▸ OBJECTIVE
Images are excluded; otherwise, output every record exactly.

··· TASK INPUT ···

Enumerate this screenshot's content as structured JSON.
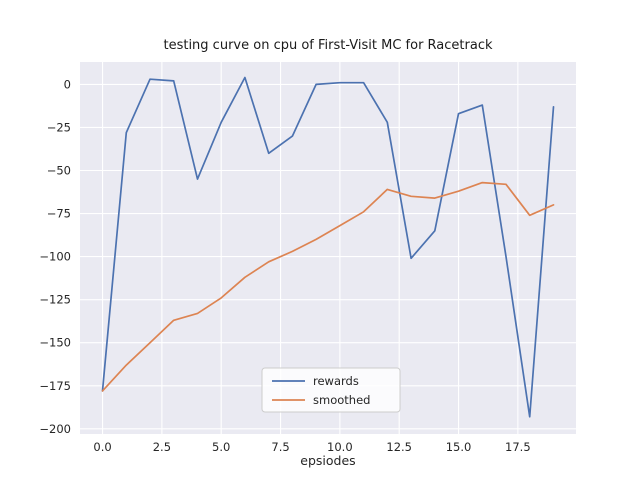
{
  "chart_data": {
    "type": "line",
    "title": "testing curve on cpu of First-Visit MC for Racetrack",
    "xlabel": "epsiodes",
    "ylabel": "",
    "grid": true,
    "legend_position": "lower center",
    "plot_bg": "#eaeaf2",
    "grid_color": "#ffffff",
    "tick_color": "#262626",
    "xlim": [
      -0.95,
      19.95
    ],
    "ylim": [
      -203,
      13
    ],
    "xticks": [
      0,
      2.5,
      5,
      7.5,
      10,
      12.5,
      15,
      17.5
    ],
    "xtick_labels": [
      "0.0",
      "2.5",
      "5.0",
      "7.5",
      "10.0",
      "12.5",
      "15.0",
      "17.5"
    ],
    "yticks": [
      0,
      -25,
      -50,
      -75,
      -100,
      -125,
      -150,
      -175,
      -200
    ],
    "ytick_labels": [
      "0",
      "−25",
      "−50",
      "−75",
      "−100",
      "−125",
      "−150",
      "−175",
      "−200"
    ],
    "x": [
      0,
      1,
      2,
      3,
      4,
      5,
      6,
      7,
      8,
      9,
      10,
      11,
      12,
      13,
      14,
      15,
      16,
      17,
      18,
      19
    ],
    "series": [
      {
        "name": "rewards",
        "color": "#4c72b0",
        "values": [
          -178,
          -28,
          3,
          2,
          -55,
          -22,
          4,
          -40,
          -30,
          0,
          1,
          1,
          -22,
          -101,
          -85,
          -17,
          -12,
          -100,
          -193,
          -13
        ]
      },
      {
        "name": "smoothed",
        "color": "#dd8452",
        "values": [
          -178,
          -163,
          -150,
          -137,
          -133,
          -124,
          -112,
          -103,
          -97,
          -90,
          -82,
          -74,
          -61,
          -65,
          -66,
          -62,
          -57,
          -58,
          -76,
          -70
        ]
      }
    ],
    "legend": {
      "labels": [
        "rewards",
        "smoothed"
      ]
    }
  }
}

···

▸ THE RESPONSE
Enumerate this screenshot's content as structured JSON.
{
  "chart_data": {
    "type": "line",
    "title": "testing curve on cpu of First-Visit MC for Racetrack",
    "xlabel": "epsiodes",
    "ylabel": "",
    "grid": true,
    "legend_position": "lower center",
    "plot_bg": "#eaeaf2",
    "grid_color": "#ffffff",
    "tick_color": "#262626",
    "xlim": [
      -0.95,
      19.95
    ],
    "ylim": [
      -203,
      13
    ],
    "xticks": [
      0,
      2.5,
      5,
      7.5,
      10,
      12.5,
      15,
      17.5
    ],
    "xtick_labels": [
      "0.0",
      "2.5",
      "5.0",
      "7.5",
      "10.0",
      "12.5",
      "15.0",
      "17.5"
    ],
    "yticks": [
      0,
      -25,
      -50,
      -75,
      -100,
      -125,
      -150,
      -175,
      -200
    ],
    "ytick_labels": [
      "0",
      "−25",
      "−50",
      "−75",
      "−100",
      "−125",
      "−150",
      "−175",
      "−200"
    ],
    "x": [
      0,
      1,
      2,
      3,
      4,
      5,
      6,
      7,
      8,
      9,
      10,
      11,
      12,
      13,
      14,
      15,
      16,
      17,
      18,
      19
    ],
    "series": [
      {
        "name": "rewards",
        "color": "#4c72b0",
        "values": [
          -178,
          -28,
          3,
          2,
          -55,
          -22,
          4,
          -40,
          -30,
          0,
          1,
          1,
          -22,
          -101,
          -85,
          -17,
          -12,
          -100,
          -193,
          -13
        ]
      },
      {
        "name": "smoothed",
        "color": "#dd8452",
        "values": [
          -178,
          -163,
          -150,
          -137,
          -133,
          -124,
          -112,
          -103,
          -97,
          -90,
          -82,
          -74,
          -61,
          -65,
          -66,
          -62,
          -57,
          -58,
          -76,
          -70
        ]
      }
    ],
    "legend": {
      "labels": [
        "rewards",
        "smoothed"
      ]
    }
  }
}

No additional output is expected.